### Given instruction
Reproduce all of the listing below without alteration.
# # # # # # #
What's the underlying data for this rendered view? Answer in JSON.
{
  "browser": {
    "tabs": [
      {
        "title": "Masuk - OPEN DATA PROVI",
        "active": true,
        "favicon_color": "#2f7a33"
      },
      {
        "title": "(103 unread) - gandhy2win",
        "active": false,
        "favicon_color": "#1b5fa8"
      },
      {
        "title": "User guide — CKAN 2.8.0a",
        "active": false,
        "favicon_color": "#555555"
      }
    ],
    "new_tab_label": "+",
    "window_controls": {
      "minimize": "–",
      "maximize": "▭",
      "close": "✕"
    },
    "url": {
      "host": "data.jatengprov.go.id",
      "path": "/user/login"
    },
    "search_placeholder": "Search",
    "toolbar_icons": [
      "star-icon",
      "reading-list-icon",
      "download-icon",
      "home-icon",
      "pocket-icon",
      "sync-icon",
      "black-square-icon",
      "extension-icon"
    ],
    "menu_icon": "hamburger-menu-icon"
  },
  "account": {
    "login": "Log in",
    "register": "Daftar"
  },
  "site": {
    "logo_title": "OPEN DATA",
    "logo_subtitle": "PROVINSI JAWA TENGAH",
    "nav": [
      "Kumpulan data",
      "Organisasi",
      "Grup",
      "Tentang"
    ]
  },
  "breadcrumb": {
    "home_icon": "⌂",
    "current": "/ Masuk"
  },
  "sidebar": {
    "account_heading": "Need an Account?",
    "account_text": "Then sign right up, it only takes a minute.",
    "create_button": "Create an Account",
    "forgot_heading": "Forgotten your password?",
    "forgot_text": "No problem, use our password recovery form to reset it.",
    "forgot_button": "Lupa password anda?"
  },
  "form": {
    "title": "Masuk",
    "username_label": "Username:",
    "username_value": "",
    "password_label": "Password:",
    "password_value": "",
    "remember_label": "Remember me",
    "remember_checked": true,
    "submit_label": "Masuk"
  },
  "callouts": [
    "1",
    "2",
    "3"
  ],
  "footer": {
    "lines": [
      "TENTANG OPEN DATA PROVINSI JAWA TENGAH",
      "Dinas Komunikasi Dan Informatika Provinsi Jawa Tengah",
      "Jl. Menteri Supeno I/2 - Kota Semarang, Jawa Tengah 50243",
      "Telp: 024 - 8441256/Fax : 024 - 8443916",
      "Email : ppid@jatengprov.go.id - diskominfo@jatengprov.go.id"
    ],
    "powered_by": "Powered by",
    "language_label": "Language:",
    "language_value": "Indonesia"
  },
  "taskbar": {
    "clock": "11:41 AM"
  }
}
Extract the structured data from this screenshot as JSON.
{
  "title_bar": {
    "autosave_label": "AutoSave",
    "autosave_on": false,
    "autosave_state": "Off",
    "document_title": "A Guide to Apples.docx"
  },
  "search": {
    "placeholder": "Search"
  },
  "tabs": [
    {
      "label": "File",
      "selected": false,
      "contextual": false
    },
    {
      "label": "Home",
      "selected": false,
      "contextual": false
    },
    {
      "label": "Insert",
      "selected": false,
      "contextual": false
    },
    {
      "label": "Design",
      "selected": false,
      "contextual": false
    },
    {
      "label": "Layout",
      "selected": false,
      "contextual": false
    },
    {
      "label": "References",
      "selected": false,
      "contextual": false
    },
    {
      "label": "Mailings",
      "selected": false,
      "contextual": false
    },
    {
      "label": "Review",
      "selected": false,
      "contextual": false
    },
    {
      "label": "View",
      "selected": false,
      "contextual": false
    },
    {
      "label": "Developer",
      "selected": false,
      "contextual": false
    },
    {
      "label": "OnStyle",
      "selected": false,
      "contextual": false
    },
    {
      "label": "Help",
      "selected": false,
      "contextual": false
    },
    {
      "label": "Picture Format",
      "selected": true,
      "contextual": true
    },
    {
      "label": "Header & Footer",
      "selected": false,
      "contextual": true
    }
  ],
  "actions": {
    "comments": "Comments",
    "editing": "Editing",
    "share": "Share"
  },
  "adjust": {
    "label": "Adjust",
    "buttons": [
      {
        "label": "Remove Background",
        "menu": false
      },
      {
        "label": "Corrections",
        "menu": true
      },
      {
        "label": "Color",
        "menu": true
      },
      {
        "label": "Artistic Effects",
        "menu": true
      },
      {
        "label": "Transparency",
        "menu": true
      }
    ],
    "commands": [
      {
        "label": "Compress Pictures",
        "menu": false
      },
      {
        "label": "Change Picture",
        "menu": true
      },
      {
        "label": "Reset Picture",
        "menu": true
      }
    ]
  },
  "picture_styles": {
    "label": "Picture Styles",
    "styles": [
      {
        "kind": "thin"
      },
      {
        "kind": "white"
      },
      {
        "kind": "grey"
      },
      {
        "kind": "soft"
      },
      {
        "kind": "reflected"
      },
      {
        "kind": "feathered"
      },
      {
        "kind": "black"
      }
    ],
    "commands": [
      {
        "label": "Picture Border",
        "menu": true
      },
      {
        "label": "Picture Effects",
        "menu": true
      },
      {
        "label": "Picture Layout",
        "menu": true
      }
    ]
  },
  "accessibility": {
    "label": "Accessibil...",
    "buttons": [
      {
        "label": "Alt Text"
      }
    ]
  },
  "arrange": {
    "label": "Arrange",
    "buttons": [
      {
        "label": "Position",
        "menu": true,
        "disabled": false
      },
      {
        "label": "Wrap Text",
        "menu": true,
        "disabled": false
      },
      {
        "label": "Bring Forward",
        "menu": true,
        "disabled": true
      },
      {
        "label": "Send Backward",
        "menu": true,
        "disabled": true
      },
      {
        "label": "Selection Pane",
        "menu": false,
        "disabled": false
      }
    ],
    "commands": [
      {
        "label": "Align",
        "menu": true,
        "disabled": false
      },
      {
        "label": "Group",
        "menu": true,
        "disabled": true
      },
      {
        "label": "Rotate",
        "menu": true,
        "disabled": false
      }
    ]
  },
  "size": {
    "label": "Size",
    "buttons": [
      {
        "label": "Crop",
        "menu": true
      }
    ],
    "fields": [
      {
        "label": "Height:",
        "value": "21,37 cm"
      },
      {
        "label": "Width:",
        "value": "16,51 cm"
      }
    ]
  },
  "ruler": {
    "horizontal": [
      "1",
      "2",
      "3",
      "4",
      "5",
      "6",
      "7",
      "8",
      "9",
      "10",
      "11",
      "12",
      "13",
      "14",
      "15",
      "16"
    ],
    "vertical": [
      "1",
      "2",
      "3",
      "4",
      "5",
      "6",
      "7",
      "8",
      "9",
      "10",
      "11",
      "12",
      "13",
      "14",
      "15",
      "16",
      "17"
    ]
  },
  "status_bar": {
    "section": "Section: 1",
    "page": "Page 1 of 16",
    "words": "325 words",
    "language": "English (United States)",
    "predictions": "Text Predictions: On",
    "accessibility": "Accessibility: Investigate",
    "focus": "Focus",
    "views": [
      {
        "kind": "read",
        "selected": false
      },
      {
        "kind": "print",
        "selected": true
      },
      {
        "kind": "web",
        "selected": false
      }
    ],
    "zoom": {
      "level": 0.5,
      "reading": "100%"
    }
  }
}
# # # # # # #
### The output
What's the underlying data for this rendered view? Answer in JSON.
{
  "browser": {
    "tabs": [
      {
        "title": "Masuk - OPEN DATA PROVI",
        "active": true,
        "favicon_color": "#2f7a33"
      },
      {
        "title": "(103 unread) - gandhy2win",
        "active": false,
        "favicon_color": "#1b5fa8"
      },
      {
        "title": "User guide — CKAN 2.8.0a",
        "active": false,
        "favicon_color": "#555555"
      }
    ],
    "new_tab_label": "+",
    "window_controls": {
      "minimize": "–",
      "maximize": "▭",
      "close": "✕"
    },
    "url": {
      "host": "data.jatengprov.go.id",
      "path": "/user/login"
    },
    "search_placeholder": "Search",
    "toolbar_icons": [
      "star-icon",
      "reading-list-icon",
      "download-icon",
      "home-icon",
      "pocket-icon",
      "sync-icon",
      "black-square-icon",
      "extension-icon"
    ],
    "menu_icon": "hamburger-menu-icon"
  },
  "account": {
    "login": "Log in",
    "register": "Daftar"
  },
  "site": {
    "logo_title": "OPEN DATA",
    "logo_subtitle": "PROVINSI JAWA TENGAH",
    "nav": [
      "Kumpulan data",
      "Organisasi",
      "Grup",
      "Tentang"
    ]
  },
  "breadcrumb": {
    "home_icon": "⌂",
    "current": "/ Masuk"
  },
  "sidebar": {
    "account_heading": "Need an Account?",
    "account_text": "Then sign right up, it only takes a minute.",
    "create_button": "Create an Account",
    "forgot_heading": "Forgotten your password?",
    "forgot_text": "No problem, use our password recovery form to reset it.",
    "forgot_button": "Lupa password anda?"
  },
  "form": {
    "title": "Masuk",
    "username_label": "Username:",
    "username_value": "",
    "password_label": "Password:",
    "password_value": "",
    "remember_label": "Remember me",
    "remember_checked": true,
    "submit_label": "Masuk"
  },
  "callouts": [
    "1",
    "2",
    "3"
  ],
  "footer": {
    "lines": [
      "TENTANG OPEN DATA PROVINSI JAWA TENGAH",
      "Dinas Komunikasi Dan Informatika Provinsi Jawa Tengah",
      "Jl. Menteri Supeno I/2 - Kota Semarang, Jawa Tengah 50243",
      "Telp: 024 - 8441256/Fax : 024 - 8443916",
      "Email : ppid@jatengprov.go.id - diskominfo@jatengprov.go.id"
    ],
    "powered_by": "Powered by",
    "language_label": "Language:",
    "language_value": "Indonesia"
  },
  "taskbar": {
    "clock": "11:41 AM"
  }
}
Extract the structured data from this screenshot as JSON.
{
  "title_bar": {
    "autosave_label": "AutoSave",
    "autosave_on": false,
    "autosave_state": "Off",
    "document_title": "A Guide to Apples.docx"
  },
  "search": {
    "placeholder": "Search"
  },
  "tabs": [
    {
      "label": "File",
      "selected": false,
      "contextual": false
    },
    {
      "label": "Home",
      "selected": false,
      "contextual": false
    },
    {
      "label": "Insert",
      "selected": false,
      "contextual": false
    },
    {
      "label": "Design",
      "selected": false,
      "contextual": false
    },
    {
      "label": "Layout",
      "selected": false,
      "contextual": false
    },
    {
      "label": "References",
      "selected": false,
      "contextual": false
    },
    {
      "label": "Mailings",
      "selected": false,
      "contextual": false
    },
    {
      "label": "Review",
      "selected": false,
      "contextual": false
    },
    {
      "label": "View",
      "selected": false,
      "contextual": false
    },
    {
      "label": "Developer",
      "selected": false,
      "contextual": false
    },
    {
      "label": "OnStyle",
      "selected": false,
      "contextual": false
    },
    {
      "label": "Help",
      "selected": false,
      "contextual": false
    },
    {
      "label": "Picture Format",
      "selected": true,
      "contextual": true
    },
    {
      "label": "Header & Footer",
      "selected": false,
      "contextual": true
    }
  ],
  "actions": {
    "comments": "Comments",
    "editing": "Editing",
    "share": "Share"
  },
  "adjust": {
    "label": "Adjust",
    "buttons": [
      {
        "label": "Remove Background",
        "menu": false
      },
      {
        "label": "Corrections",
        "menu": true
      },
      {
        "label": "Color",
        "menu": true
      },
      {
        "label": "Artistic Effects",
        "menu": true
      },
      {
        "label": "Transparency",
        "menu": true
      }
    ],
    "commands": [
      {
        "label": "Compress Pictures",
        "menu": false
      },
      {
        "label": "Change Picture",
        "menu": true
      },
      {
        "label": "Reset Picture",
        "menu": true
      }
    ]
  },
  "picture_styles": {
    "label": "Picture Styles",
    "styles": [
      {
        "kind": "thin"
      },
      {
        "kind": "white"
      },
      {
        "kind": "grey"
      },
      {
        "kind": "soft"
      },
      {
        "kind": "reflected"
      },
      {
        "kind": "feathered"
      },
      {
        "kind": "black"
      }
    ],
    "commands": [
      {
        "label": "Picture Border",
        "menu": true
      },
      {
        "label": "Picture Effects",
        "menu": true
      },
      {
        "label": "Picture Layout",
        "menu": true
      }
    ]
  },
  "accessibility": {
    "label": "Accessibil...",
    "buttons": [
      {
        "label": "Alt Text"
      }
    ]
  },
  "arrange": {
    "label": "Arrange",
    "buttons": [
      {
        "label": "Position",
        "menu": true,
        "disabled": false
      },
      {
        "label": "Wrap Text",
        "menu": true,
        "disabled": false
      },
      {
        "label": "Bring Forward",
        "menu": true,
        "disabled": true
      },
      {
        "label": "Send Backward",
        "menu": true,
        "disabled": true
      },
      {
        "label": "Selection Pane",
        "menu": false,
        "disabled": false
      }
    ],
    "commands": [
      {
        "label": "Align",
        "menu": true,
        "disabled": false
      },
      {
        "label": "Group",
        "menu": true,
        "disabled": true
      },
      {
        "label": "Rotate",
        "menu": true,
        "disabled": false
      }
    ]
  },
  "size": {
    "label": "Size",
    "buttons": [
      {
        "label": "Crop",
        "menu": true
      }
    ],
    "fields": [
      {
        "label": "Height:",
        "value": "21,37 cm"
      },
      {
        "label": "Width:",
        "value": "16,51 cm"
      }
    ]
  },
  "ruler": {
    "horizontal": [
      "1",
      "2",
      "3",
      "4",
      "5",
      "6",
      "7",
      "8",
      "9",
      "10",
      "11",
      "12",
      "13",
      "14",
      "15",
      "16"
    ],
    "vertical": [
      "1",
      "2",
      "3",
      "4",
      "5",
      "6",
      "7",
      "8",
      "9",
      "10",
      "11",
      "12",
      "13",
      "14",
      "15",
      "16",
      "17"
    ]
  },
  "status_bar": {
    "section": "Section: 1",
    "page": "Page 1 of 16",
    "words": "325 words",
    "language": "English (United States)",
    "predictions": "Text Predictions: On",
    "accessibility": "Accessibility: Investigate",
    "focus": "Focus",
    "views": [
      {
        "kind": "read",
        "selected": false
      },
      {
        "kind": "print",
        "selected": true
      },
      {
        "kind": "web",
        "selected": false
      }
    ],
    "zoom": {
      "level": 0.5,
      "reading": "100%"
    }
  }
}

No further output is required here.